▶ _Aim of the task_
Copy the listing below in full and skip every picture.
-- Start --
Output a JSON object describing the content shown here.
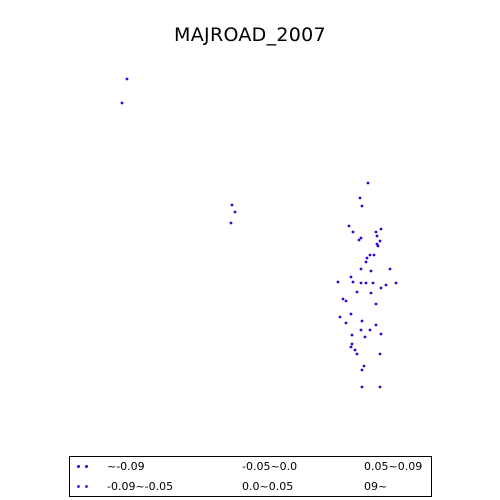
{
  "title": "MAJROAD_2007",
  "colors": {
    "point": "#3a00d4",
    "legend_frame": "#000000",
    "background": "#ffffff"
  },
  "legend": {
    "items": [
      {
        "label": "~-0.09",
        "color": "#3a00d4"
      },
      {
        "label": "-0.09~-0.05",
        "color": "#5a2ee0"
      },
      {
        "label": "-0.05~0.0",
        "color": "#ffffff"
      },
      {
        "label": "0.0~0.05",
        "color": "#ffffff"
      },
      {
        "label": "0.05~0.09",
        "color": "#ffffff"
      },
      {
        "label": "09~",
        "color": "#ffffff"
      }
    ]
  }
}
-- End --
▶ _Task answer_
Output a JSON object describing the content shown here.
{
  "title": "MAJROAD_2007",
  "colors": {
    "point": "#3a00d4",
    "legend_frame": "#000000",
    "background": "#ffffff"
  },
  "legend": {
    "items": [
      {
        "label": "~-0.09",
        "color": "#3a00d4"
      },
      {
        "label": "-0.09~-0.05",
        "color": "#5a2ee0"
      },
      {
        "label": "-0.05~0.0",
        "color": "#ffffff"
      },
      {
        "label": "0.0~0.05",
        "color": "#ffffff"
      },
      {
        "label": "0.05~0.09",
        "color": "#ffffff"
      },
      {
        "label": "09~",
        "color": "#ffffff"
      }
    ]
  }
}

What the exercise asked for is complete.